Stated task:
Restate the full listing word for word and leave the pictures out.

Provided data:
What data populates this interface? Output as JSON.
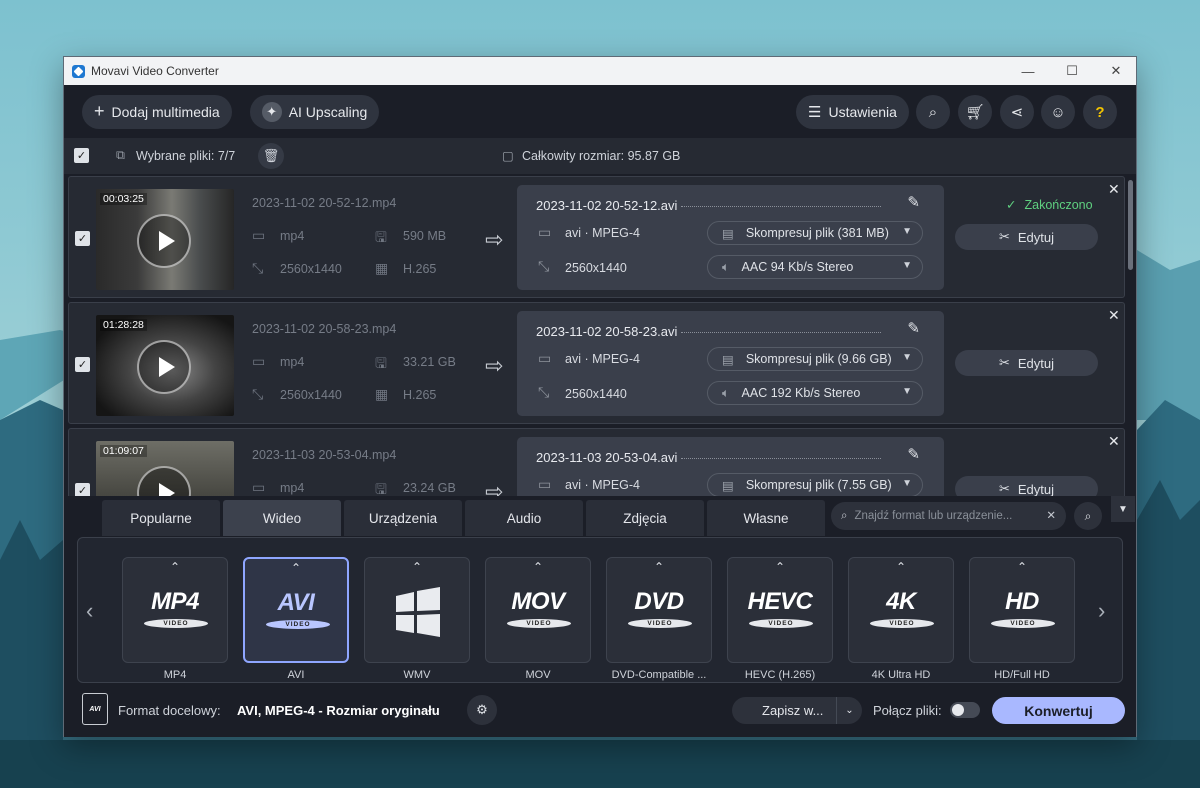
{
  "window": {
    "title": "Movavi Video Converter",
    "minimize": "—",
    "maximize": "☐",
    "close": "✕"
  },
  "toolbar": {
    "add_media": "Dodaj multimedia",
    "ai_upscaling": "AI Upscaling",
    "settings": "Ustawienia"
  },
  "selection": {
    "selected_label": "Wybrane pliki: 7/7",
    "total_size": "Całkowity rozmiar: 95.87 GB"
  },
  "files": [
    {
      "duration": "00:03:25",
      "source_name": "2023-11-02 20-52-12.mp4",
      "src_format": "mp4",
      "src_size": "590 MB",
      "src_resolution": "2560x1440",
      "src_codec": "H.265",
      "output_name": "2023-11-02 20-52-12.avi",
      "out_format": "avi · MPEG-4",
      "out_resolution": "2560x1440",
      "compress": "Skompresuj plik (381 MB)",
      "audio": "AAC 94 Kb/s Stereo",
      "status": "Zakończono",
      "edit": "Edytuj"
    },
    {
      "duration": "01:28:28",
      "source_name": "2023-11-02 20-58-23.mp4",
      "src_format": "mp4",
      "src_size": "33.21 GB",
      "src_resolution": "2560x1440",
      "src_codec": "H.265",
      "output_name": "2023-11-02 20-58-23.avi",
      "out_format": "avi · MPEG-4",
      "out_resolution": "2560x1440",
      "compress": "Skompresuj plik (9.66 GB)",
      "audio": "AAC 192 Kb/s Stereo",
      "status": "",
      "edit": "Edytuj"
    },
    {
      "duration": "01:09:07",
      "source_name": "2023-11-03 20-53-04.mp4",
      "src_format": "mp4",
      "src_size": "23.24 GB",
      "src_resolution": "",
      "src_codec": "",
      "output_name": "2023-11-03 20-53-04.avi",
      "out_format": "avi · MPEG-4",
      "out_resolution": "",
      "compress": "Skompresuj plik (7.55 GB)",
      "audio": "",
      "status": "",
      "edit": "Edytuj"
    }
  ],
  "tabs": [
    "Popularne",
    "Wideo",
    "Urządzenia",
    "Audio",
    "Zdjęcia",
    "Własne"
  ],
  "active_tab": "Wideo",
  "search": {
    "placeholder": "Znajdź format lub urządzenie..."
  },
  "formats": [
    {
      "logo": "MP4",
      "disc": "VIDEO",
      "label": "MP4"
    },
    {
      "logo": "AVI",
      "disc": "VIDEO",
      "label": "AVI"
    },
    {
      "logo": "",
      "disc": "",
      "label": "WMV"
    },
    {
      "logo": "MOV",
      "disc": "VIDEO",
      "label": "MOV"
    },
    {
      "logo": "DVD",
      "disc": "VIDEO",
      "label": "DVD-Compatible ..."
    },
    {
      "logo": "HEVC",
      "disc": "VIDEO",
      "label": "HEVC (H.265)"
    },
    {
      "logo": "4K",
      "disc": "VIDEO",
      "label": "4K Ultra HD"
    },
    {
      "logo": "HD",
      "disc": "VIDEO",
      "label": "HD/Full HD"
    }
  ],
  "selected_format": "AVI",
  "footer": {
    "target_label": "Format docelowy:",
    "target_value": "AVI, MPEG-4 - Rozmiar oryginału",
    "save_to": "Zapisz w...",
    "merge_label": "Połącz pliki:",
    "convert": "Konwertuj",
    "badge": "AVI"
  },
  "colors": {
    "accent": "#a9b8ff",
    "done": "#5fd080",
    "bg": "#1b1e27"
  }
}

Complete output:
What data populates this interface? Output as JSON.
{
  "window": {
    "title": "Movavi Video Converter",
    "minimize": "—",
    "maximize": "☐",
    "close": "✕"
  },
  "toolbar": {
    "add_media": "Dodaj multimedia",
    "ai_upscaling": "AI Upscaling",
    "settings": "Ustawienia"
  },
  "selection": {
    "selected_label": "Wybrane pliki: 7/7",
    "total_size": "Całkowity rozmiar: 95.87 GB"
  },
  "files": [
    {
      "duration": "00:03:25",
      "source_name": "2023-11-02 20-52-12.mp4",
      "src_format": "mp4",
      "src_size": "590 MB",
      "src_resolution": "2560x1440",
      "src_codec": "H.265",
      "output_name": "2023-11-02 20-52-12.avi",
      "out_format": "avi · MPEG-4",
      "out_resolution": "2560x1440",
      "compress": "Skompresuj plik (381 MB)",
      "audio": "AAC 94 Kb/s Stereo",
      "status": "Zakończono",
      "edit": "Edytuj"
    },
    {
      "duration": "01:28:28",
      "source_name": "2023-11-02 20-58-23.mp4",
      "src_format": "mp4",
      "src_size": "33.21 GB",
      "src_resolution": "2560x1440",
      "src_codec": "H.265",
      "output_name": "2023-11-02 20-58-23.avi",
      "out_format": "avi · MPEG-4",
      "out_resolution": "2560x1440",
      "compress": "Skompresuj plik (9.66 GB)",
      "audio": "AAC 192 Kb/s Stereo",
      "status": "",
      "edit": "Edytuj"
    },
    {
      "duration": "01:09:07",
      "source_name": "2023-11-03 20-53-04.mp4",
      "src_format": "mp4",
      "src_size": "23.24 GB",
      "src_resolution": "",
      "src_codec": "",
      "output_name": "2023-11-03 20-53-04.avi",
      "out_format": "avi · MPEG-4",
      "out_resolution": "",
      "compress": "Skompresuj plik (7.55 GB)",
      "audio": "",
      "status": "",
      "edit": "Edytuj"
    }
  ],
  "tabs": [
    "Popularne",
    "Wideo",
    "Urządzenia",
    "Audio",
    "Zdjęcia",
    "Własne"
  ],
  "active_tab": "Wideo",
  "search": {
    "placeholder": "Znajdź format lub urządzenie..."
  },
  "formats": [
    {
      "logo": "MP4",
      "disc": "VIDEO",
      "label": "MP4"
    },
    {
      "logo": "AVI",
      "disc": "VIDEO",
      "label": "AVI"
    },
    {
      "logo": "",
      "disc": "",
      "label": "WMV"
    },
    {
      "logo": "MOV",
      "disc": "VIDEO",
      "label": "MOV"
    },
    {
      "logo": "DVD",
      "disc": "VIDEO",
      "label": "DVD-Compatible ..."
    },
    {
      "logo": "HEVC",
      "disc": "VIDEO",
      "label": "HEVC (H.265)"
    },
    {
      "logo": "4K",
      "disc": "VIDEO",
      "label": "4K Ultra HD"
    },
    {
      "logo": "HD",
      "disc": "VIDEO",
      "label": "HD/Full HD"
    }
  ],
  "selected_format": "AVI",
  "footer": {
    "target_label": "Format docelowy:",
    "target_value": "AVI, MPEG-4 - Rozmiar oryginału",
    "save_to": "Zapisz w...",
    "merge_label": "Połącz pliki:",
    "convert": "Konwertuj",
    "badge": "AVI"
  },
  "colors": {
    "accent": "#a9b8ff",
    "done": "#5fd080",
    "bg": "#1b1e27"
  }
}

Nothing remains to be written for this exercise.